_DATA PROVIDED_

────────────────

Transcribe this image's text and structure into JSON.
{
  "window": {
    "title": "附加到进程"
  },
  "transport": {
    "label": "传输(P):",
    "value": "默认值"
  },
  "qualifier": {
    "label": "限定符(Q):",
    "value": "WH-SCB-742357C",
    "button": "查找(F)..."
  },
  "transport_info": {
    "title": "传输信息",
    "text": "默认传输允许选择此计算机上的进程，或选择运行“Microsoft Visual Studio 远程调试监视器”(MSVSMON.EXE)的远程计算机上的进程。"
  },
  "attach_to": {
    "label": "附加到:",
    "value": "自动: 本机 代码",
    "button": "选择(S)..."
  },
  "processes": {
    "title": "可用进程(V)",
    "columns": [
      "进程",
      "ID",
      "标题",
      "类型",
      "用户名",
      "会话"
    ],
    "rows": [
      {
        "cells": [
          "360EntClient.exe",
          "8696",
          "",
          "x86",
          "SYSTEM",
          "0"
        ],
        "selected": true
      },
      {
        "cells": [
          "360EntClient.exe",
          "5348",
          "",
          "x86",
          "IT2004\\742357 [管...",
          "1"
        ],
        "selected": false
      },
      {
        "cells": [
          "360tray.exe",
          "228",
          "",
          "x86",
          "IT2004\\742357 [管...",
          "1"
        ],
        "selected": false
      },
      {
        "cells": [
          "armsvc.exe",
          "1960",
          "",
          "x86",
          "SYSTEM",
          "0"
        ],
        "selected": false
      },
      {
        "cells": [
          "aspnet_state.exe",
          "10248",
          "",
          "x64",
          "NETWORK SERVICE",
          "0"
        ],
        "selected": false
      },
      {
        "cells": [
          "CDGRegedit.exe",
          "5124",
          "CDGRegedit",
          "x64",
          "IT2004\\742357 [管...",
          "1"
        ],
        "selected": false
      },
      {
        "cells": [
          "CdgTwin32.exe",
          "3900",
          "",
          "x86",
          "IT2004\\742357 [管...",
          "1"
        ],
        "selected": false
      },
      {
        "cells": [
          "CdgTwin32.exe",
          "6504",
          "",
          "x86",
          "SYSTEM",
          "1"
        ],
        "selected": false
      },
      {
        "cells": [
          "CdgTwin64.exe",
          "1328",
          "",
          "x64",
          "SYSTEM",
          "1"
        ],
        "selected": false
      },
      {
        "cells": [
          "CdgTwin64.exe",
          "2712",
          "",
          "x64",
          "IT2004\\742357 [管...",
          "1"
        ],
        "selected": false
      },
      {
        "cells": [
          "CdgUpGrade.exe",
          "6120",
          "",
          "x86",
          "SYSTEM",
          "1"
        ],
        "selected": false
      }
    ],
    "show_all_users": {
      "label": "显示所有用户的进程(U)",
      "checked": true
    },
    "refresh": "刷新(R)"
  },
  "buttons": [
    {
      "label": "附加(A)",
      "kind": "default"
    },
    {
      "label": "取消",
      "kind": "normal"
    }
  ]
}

────────────────

_WHAT THIS TASK INVOLVES_
Type out the whole listing above again, exactly as it stands.

_FULL ANSWER_
Transcribe this image's text and structure into JSON.
{
  "window": {
    "title": "附加到进程"
  },
  "transport": {
    "label": "传输(P):",
    "value": "默认值"
  },
  "qualifier": {
    "label": "限定符(Q):",
    "value": "WH-SCB-742357C",
    "button": "查找(F)..."
  },
  "transport_info": {
    "title": "传输信息",
    "text": "默认传输允许选择此计算机上的进程，或选择运行“Microsoft Visual Studio 远程调试监视器”(MSVSMON.EXE)的远程计算机上的进程。"
  },
  "attach_to": {
    "label": "附加到:",
    "value": "自动: 本机 代码",
    "button": "选择(S)..."
  },
  "processes": {
    "title": "可用进程(V)",
    "columns": [
      "进程",
      "ID",
      "标题",
      "类型",
      "用户名",
      "会话"
    ],
    "rows": [
      {
        "cells": [
          "360EntClient.exe",
          "8696",
          "",
          "x86",
          "SYSTEM",
          "0"
        ],
        "selected": true
      },
      {
        "cells": [
          "360EntClient.exe",
          "5348",
          "",
          "x86",
          "IT2004\\742357 [管...",
          "1"
        ],
        "selected": false
      },
      {
        "cells": [
          "360tray.exe",
          "228",
          "",
          "x86",
          "IT2004\\742357 [管...",
          "1"
        ],
        "selected": false
      },
      {
        "cells": [
          "armsvc.exe",
          "1960",
          "",
          "x86",
          "SYSTEM",
          "0"
        ],
        "selected": false
      },
      {
        "cells": [
          "aspnet_state.exe",
          "10248",
          "",
          "x64",
          "NETWORK SERVICE",
          "0"
        ],
        "selected": false
      },
      {
        "cells": [
          "CDGRegedit.exe",
          "5124",
          "CDGRegedit",
          "x64",
          "IT2004\\742357 [管...",
          "1"
        ],
        "selected": false
      },
      {
        "cells": [
          "CdgTwin32.exe",
          "3900",
          "",
          "x86",
          "IT2004\\742357 [管...",
          "1"
        ],
        "selected": false
      },
      {
        "cells": [
          "CdgTwin32.exe",
          "6504",
          "",
          "x86",
          "SYSTEM",
          "1"
        ],
        "selected": false
      },
      {
        "cells": [
          "CdgTwin64.exe",
          "1328",
          "",
          "x64",
          "SYSTEM",
          "1"
        ],
        "selected": false
      },
      {
        "cells": [
          "CdgTwin64.exe",
          "2712",
          "",
          "x64",
          "IT2004\\742357 [管...",
          "1"
        ],
        "selected": false
      },
      {
        "cells": [
          "CdgUpGrade.exe",
          "6120",
          "",
          "x86",
          "SYSTEM",
          "1"
        ],
        "selected": false
      }
    ],
    "show_all_users": {
      "label": "显示所有用户的进程(U)",
      "checked": true
    },
    "refresh": "刷新(R)"
  },
  "buttons": [
    {
      "label": "附加(A)",
      "kind": "default"
    },
    {
      "label": "取消",
      "kind": "normal"
    }
  ]
}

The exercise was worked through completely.